Opdracht | Vervang in de rijen hieronder overal "toc-item" door "inhoud-item" en geef alle rijen verder ongewijzigd terug.

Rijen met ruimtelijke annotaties
-- -- --
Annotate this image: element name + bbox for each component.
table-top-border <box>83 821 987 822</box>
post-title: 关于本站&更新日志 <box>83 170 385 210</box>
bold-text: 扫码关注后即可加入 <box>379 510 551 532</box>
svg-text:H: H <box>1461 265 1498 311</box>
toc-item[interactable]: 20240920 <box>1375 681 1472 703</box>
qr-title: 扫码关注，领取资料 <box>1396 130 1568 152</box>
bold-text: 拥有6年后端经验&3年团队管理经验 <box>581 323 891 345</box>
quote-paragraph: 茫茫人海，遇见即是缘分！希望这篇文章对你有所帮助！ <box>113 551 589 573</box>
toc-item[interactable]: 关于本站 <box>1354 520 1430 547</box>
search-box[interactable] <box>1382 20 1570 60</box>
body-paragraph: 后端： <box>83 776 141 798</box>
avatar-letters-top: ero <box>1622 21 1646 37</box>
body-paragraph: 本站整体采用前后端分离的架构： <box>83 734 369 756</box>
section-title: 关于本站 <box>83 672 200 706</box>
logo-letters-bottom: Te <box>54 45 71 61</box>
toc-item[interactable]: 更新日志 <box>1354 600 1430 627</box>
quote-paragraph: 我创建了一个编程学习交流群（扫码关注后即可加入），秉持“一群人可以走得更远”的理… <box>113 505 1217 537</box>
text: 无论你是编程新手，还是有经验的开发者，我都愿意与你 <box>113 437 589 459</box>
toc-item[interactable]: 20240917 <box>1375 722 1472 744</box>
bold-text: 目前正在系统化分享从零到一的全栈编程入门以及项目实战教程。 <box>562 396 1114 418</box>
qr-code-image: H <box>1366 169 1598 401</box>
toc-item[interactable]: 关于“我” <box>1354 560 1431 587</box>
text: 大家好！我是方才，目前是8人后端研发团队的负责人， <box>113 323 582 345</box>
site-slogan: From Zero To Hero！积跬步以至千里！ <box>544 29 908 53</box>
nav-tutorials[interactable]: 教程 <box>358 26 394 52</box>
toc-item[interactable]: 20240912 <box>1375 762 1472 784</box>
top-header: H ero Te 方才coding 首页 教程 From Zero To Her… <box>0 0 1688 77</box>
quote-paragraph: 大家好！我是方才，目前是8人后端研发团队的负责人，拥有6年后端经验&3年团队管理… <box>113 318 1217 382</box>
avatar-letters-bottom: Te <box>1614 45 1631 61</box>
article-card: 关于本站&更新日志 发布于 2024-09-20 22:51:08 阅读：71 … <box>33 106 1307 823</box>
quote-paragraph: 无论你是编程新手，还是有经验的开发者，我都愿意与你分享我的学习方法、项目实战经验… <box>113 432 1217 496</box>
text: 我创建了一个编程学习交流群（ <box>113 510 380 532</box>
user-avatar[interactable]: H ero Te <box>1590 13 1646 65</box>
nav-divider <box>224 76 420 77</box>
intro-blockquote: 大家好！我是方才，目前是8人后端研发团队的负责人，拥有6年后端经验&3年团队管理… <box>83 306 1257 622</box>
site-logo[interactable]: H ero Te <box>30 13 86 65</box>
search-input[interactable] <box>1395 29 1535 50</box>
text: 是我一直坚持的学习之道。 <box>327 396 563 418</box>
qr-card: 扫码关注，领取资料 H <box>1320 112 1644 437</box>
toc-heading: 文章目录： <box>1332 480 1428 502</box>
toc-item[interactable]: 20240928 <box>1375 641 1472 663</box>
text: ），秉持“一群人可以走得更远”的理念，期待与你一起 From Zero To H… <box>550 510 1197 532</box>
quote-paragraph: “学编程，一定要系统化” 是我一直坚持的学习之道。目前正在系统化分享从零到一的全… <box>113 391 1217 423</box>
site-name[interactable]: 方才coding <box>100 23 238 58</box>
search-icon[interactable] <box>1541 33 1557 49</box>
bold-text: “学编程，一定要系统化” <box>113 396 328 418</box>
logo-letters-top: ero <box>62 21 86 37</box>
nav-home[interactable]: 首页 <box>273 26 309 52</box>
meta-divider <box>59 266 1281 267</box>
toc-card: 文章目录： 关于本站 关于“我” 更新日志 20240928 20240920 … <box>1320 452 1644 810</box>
-- -- --
Oplossing hieronder |
Annotate this image: element name + bbox for each component.
table-top-border <box>83 821 987 822</box>
post-title: 关于本站&更新日志 <box>83 170 385 210</box>
bold-text: 扫码关注后即可加入 <box>379 510 551 532</box>
svg-text:H: H <box>1461 265 1498 311</box>
inhoud-item[interactable]: 20240920 <box>1375 681 1472 703</box>
qr-title: 扫码关注，领取资料 <box>1396 130 1568 152</box>
bold-text: 拥有6年后端经验&3年团队管理经验 <box>581 323 891 345</box>
quote-paragraph: 茫茫人海，遇见即是缘分！希望这篇文章对你有所帮助！ <box>113 551 589 573</box>
inhoud-item[interactable]: 关于本站 <box>1354 520 1430 547</box>
search-box[interactable] <box>1382 20 1570 60</box>
body-paragraph: 后端： <box>83 776 141 798</box>
avatar-letters-top: ero <box>1622 21 1646 37</box>
body-paragraph: 本站整体采用前后端分离的架构： <box>83 734 369 756</box>
section-title: 关于本站 <box>83 672 200 706</box>
logo-letters-bottom: Te <box>54 45 71 61</box>
inhoud-item[interactable]: 更新日志 <box>1354 600 1430 627</box>
quote-paragraph: 我创建了一个编程学习交流群（扫码关注后即可加入），秉持“一群人可以走得更远”的理… <box>113 505 1217 537</box>
text: 无论你是编程新手，还是有经验的开发者，我都愿意与你 <box>113 437 589 459</box>
inhoud-item[interactable]: 20240917 <box>1375 722 1472 744</box>
bold-text: 目前正在系统化分享从零到一的全栈编程入门以及项目实战教程。 <box>562 396 1114 418</box>
qr-code-image: H <box>1366 169 1598 401</box>
inhoud-item[interactable]: 关于“我” <box>1354 560 1431 587</box>
text: 大家好！我是方才，目前是8人后端研发团队的负责人， <box>113 323 582 345</box>
site-slogan: From Zero To Hero！积跬步以至千里！ <box>544 29 908 53</box>
nav-tutorials[interactable]: 教程 <box>358 26 394 52</box>
inhoud-item[interactable]: 20240912 <box>1375 762 1472 784</box>
top-header: H ero Te 方才coding 首页 教程 From Zero To Her… <box>0 0 1688 77</box>
quote-paragraph: 大家好！我是方才，目前是8人后端研发团队的负责人，拥有6年后端经验&3年团队管理… <box>113 318 1217 382</box>
avatar-letters-bottom: Te <box>1614 45 1631 61</box>
article-card: 关于本站&更新日志 发布于 2024-09-20 22:51:08 阅读：71 … <box>33 106 1307 823</box>
quote-paragraph: 无论你是编程新手，还是有经验的开发者，我都愿意与你分享我的学习方法、项目实战经验… <box>113 432 1217 496</box>
text: 我创建了一个编程学习交流群（ <box>113 510 380 532</box>
user-avatar[interactable]: H ero Te <box>1590 13 1646 65</box>
nav-divider <box>224 76 420 77</box>
intro-blockquote: 大家好！我是方才，目前是8人后端研发团队的负责人，拥有6年后端经验&3年团队管理… <box>83 306 1257 622</box>
site-logo[interactable]: H ero Te <box>30 13 86 65</box>
search-input[interactable] <box>1395 29 1535 50</box>
text: 是我一直坚持的学习之道。 <box>327 396 563 418</box>
qr-card: 扫码关注，领取资料 H <box>1320 112 1644 437</box>
toc-heading: 文章目录： <box>1332 480 1428 502</box>
inhoud-item[interactable]: 20240928 <box>1375 641 1472 663</box>
text: ），秉持“一群人可以走得更远”的理念，期待与你一起 From Zero To H… <box>550 510 1197 532</box>
quote-paragraph: “学编程，一定要系统化” 是我一直坚持的学习之道。目前正在系统化分享从零到一的全… <box>113 391 1217 423</box>
site-name[interactable]: 方才coding <box>100 23 238 58</box>
search-icon[interactable] <box>1541 33 1557 49</box>
bold-text: “学编程，一定要系统化” <box>113 396 328 418</box>
logo-letters-top: ero <box>62 21 86 37</box>
nav-home[interactable]: 首页 <box>273 26 309 52</box>
meta-divider <box>59 266 1281 267</box>
toc-card: 文章目录： 关于本站 关于“我” 更新日志 20240928 20240920 … <box>1320 452 1644 810</box>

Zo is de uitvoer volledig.